REQUEST: Note how many lines hold "content" and report that number by itself.

** Begin INPUT DATA **

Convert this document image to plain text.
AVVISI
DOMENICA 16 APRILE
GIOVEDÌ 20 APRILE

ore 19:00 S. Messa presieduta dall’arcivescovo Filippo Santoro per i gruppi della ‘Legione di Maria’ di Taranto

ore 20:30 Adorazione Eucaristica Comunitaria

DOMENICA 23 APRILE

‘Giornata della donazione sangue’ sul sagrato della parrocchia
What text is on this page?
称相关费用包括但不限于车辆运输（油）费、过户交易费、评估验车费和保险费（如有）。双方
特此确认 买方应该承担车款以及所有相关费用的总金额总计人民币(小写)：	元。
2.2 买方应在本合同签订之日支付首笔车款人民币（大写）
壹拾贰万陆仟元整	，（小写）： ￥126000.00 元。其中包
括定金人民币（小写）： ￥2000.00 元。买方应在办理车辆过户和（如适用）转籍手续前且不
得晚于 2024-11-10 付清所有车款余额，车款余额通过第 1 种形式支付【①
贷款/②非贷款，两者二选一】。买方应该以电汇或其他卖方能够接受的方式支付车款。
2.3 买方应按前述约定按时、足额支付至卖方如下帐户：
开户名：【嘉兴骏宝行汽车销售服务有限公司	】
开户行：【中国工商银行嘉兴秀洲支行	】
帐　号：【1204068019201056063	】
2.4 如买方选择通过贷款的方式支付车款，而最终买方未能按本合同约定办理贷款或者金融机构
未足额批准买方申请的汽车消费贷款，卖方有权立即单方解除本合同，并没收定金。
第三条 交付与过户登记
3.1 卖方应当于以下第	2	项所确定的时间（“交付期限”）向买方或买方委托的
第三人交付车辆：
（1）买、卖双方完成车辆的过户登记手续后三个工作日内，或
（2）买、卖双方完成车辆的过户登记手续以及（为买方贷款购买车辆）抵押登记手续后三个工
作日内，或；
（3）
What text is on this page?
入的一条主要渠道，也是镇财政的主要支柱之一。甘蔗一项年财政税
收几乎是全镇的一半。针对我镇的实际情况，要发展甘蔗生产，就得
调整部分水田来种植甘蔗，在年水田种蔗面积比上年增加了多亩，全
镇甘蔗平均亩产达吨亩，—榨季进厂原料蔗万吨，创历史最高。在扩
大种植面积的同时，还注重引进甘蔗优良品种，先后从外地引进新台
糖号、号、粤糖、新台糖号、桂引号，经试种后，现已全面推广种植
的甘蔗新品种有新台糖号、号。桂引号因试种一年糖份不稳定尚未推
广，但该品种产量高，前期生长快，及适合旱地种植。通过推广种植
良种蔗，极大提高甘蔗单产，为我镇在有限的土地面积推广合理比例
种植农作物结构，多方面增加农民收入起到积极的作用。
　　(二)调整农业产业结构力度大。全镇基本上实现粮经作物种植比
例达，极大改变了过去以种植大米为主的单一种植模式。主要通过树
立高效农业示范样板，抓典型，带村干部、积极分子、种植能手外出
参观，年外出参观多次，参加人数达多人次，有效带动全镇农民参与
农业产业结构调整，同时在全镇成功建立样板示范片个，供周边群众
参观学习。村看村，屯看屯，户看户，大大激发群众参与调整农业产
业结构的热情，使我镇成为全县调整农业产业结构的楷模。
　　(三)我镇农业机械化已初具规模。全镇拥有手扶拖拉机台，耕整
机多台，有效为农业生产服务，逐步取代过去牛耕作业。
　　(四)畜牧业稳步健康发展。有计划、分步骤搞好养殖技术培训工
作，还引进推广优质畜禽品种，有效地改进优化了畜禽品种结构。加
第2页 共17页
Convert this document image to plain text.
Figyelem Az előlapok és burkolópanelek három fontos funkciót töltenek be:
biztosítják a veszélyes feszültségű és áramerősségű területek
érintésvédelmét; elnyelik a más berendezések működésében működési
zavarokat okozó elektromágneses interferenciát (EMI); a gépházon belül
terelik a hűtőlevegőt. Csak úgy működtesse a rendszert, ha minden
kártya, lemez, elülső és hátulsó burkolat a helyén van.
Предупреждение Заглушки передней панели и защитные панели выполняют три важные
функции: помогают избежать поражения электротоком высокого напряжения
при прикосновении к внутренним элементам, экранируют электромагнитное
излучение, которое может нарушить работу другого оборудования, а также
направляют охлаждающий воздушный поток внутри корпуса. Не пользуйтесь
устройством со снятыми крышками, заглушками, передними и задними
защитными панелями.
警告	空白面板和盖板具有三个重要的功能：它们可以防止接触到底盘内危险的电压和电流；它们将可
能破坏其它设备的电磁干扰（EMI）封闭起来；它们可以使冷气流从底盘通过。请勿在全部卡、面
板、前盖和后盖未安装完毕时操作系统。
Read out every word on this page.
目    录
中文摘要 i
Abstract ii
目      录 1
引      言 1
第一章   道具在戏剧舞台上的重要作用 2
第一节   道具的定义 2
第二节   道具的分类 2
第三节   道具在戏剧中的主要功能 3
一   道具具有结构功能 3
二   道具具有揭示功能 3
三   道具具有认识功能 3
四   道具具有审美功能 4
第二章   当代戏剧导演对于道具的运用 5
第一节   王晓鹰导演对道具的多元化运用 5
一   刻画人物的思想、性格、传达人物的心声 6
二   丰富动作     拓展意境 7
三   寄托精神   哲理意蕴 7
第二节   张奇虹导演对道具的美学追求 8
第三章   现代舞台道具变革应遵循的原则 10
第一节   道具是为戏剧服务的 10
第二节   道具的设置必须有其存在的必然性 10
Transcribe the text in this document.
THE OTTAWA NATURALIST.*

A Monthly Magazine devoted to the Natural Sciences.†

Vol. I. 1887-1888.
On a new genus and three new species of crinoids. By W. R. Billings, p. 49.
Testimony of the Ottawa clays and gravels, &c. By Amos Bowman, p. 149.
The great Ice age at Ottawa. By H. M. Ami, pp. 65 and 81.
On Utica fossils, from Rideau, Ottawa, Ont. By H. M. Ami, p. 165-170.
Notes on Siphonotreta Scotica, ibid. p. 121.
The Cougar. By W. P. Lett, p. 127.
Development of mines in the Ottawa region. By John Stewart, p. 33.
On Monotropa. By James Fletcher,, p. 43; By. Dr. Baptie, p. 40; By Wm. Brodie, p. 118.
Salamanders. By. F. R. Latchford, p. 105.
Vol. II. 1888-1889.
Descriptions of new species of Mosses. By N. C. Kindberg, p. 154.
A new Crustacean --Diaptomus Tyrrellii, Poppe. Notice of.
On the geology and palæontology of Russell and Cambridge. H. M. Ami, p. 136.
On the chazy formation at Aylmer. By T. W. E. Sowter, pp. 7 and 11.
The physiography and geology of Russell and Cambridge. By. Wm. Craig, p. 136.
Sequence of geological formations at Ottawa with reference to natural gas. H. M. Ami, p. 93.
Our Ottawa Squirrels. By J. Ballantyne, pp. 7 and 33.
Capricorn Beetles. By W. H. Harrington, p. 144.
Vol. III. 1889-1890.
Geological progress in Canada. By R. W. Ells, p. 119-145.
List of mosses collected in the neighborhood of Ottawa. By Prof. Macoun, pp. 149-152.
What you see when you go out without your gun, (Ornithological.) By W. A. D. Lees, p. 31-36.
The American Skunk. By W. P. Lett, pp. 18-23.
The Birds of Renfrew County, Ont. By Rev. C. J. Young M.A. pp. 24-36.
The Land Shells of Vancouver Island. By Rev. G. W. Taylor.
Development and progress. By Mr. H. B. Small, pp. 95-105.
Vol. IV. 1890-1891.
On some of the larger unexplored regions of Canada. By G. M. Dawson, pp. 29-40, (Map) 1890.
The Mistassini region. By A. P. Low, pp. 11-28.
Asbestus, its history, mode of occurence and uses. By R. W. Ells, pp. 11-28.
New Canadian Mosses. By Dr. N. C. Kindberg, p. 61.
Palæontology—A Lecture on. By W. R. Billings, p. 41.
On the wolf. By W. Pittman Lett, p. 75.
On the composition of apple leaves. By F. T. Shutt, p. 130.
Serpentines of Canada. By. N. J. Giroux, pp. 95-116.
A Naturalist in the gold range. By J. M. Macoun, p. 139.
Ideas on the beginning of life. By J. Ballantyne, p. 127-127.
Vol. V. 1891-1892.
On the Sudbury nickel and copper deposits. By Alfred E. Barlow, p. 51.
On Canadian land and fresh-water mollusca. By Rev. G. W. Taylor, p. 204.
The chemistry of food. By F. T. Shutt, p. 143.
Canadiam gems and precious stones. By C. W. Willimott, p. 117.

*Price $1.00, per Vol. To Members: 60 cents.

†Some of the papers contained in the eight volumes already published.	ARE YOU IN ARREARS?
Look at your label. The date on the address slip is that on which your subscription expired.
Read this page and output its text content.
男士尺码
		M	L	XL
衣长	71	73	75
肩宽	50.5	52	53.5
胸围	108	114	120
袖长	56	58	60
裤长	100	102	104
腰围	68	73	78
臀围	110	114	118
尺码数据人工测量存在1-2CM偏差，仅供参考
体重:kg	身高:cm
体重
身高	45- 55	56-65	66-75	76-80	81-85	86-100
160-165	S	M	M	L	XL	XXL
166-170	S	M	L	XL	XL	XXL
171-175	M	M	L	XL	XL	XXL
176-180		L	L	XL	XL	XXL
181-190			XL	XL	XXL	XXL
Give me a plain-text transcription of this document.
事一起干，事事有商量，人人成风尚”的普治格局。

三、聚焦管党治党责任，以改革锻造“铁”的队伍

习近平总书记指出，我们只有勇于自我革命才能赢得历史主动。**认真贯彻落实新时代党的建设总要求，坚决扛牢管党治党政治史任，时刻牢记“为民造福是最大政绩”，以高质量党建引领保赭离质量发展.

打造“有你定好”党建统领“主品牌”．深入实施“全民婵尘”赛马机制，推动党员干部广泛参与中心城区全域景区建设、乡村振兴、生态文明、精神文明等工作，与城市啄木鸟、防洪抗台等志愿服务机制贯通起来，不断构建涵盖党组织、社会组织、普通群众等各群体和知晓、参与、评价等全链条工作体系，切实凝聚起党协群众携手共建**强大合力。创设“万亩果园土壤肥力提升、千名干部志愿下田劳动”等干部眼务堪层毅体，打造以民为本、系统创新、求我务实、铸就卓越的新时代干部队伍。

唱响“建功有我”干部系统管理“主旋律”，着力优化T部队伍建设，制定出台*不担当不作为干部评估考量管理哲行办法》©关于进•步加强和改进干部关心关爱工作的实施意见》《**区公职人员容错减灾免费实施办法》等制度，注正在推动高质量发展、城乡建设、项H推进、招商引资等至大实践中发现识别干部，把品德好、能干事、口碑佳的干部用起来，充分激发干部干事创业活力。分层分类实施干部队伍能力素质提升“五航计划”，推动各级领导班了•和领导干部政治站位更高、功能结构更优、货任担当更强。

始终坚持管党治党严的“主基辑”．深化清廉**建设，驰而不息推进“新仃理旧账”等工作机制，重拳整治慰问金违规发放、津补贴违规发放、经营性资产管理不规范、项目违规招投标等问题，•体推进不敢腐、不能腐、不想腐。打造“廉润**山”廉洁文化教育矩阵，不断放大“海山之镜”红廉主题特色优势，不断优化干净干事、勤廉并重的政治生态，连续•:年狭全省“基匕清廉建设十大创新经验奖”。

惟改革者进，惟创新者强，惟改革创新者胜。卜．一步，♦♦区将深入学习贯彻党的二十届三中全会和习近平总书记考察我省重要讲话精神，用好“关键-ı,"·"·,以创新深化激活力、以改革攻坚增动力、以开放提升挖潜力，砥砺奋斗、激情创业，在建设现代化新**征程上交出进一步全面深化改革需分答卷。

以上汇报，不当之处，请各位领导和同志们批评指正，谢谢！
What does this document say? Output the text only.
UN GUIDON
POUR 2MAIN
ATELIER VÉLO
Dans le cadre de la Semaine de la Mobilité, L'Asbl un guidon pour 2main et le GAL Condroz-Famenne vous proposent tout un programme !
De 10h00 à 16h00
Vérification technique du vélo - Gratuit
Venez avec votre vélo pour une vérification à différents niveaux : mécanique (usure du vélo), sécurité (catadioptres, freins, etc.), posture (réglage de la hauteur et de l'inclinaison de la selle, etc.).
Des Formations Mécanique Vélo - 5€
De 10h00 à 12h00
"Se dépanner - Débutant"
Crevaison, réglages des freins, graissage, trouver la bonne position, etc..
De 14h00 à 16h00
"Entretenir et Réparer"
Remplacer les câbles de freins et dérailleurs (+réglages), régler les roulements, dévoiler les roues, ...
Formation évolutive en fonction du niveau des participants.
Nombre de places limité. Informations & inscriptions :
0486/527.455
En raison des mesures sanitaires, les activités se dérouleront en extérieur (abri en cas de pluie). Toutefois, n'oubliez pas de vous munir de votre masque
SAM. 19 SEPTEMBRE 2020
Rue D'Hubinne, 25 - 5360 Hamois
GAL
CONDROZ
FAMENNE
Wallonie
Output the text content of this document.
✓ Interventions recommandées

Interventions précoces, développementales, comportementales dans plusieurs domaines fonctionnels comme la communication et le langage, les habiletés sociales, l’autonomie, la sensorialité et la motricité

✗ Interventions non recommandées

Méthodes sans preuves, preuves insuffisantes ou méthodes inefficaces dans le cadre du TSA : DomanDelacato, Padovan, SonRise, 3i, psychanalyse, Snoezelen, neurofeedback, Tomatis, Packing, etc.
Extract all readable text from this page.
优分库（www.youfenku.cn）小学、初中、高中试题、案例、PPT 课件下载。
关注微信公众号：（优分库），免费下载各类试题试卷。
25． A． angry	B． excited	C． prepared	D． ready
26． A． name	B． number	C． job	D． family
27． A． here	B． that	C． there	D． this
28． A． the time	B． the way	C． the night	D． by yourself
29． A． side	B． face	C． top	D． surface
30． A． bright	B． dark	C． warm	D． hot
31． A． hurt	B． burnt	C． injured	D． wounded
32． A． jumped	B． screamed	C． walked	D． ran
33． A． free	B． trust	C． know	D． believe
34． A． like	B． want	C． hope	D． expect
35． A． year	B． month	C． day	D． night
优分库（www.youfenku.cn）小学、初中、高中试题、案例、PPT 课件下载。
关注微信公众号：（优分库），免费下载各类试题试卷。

** End INPUT DATA **

ANSWER FOR THIS EXERCISE: 2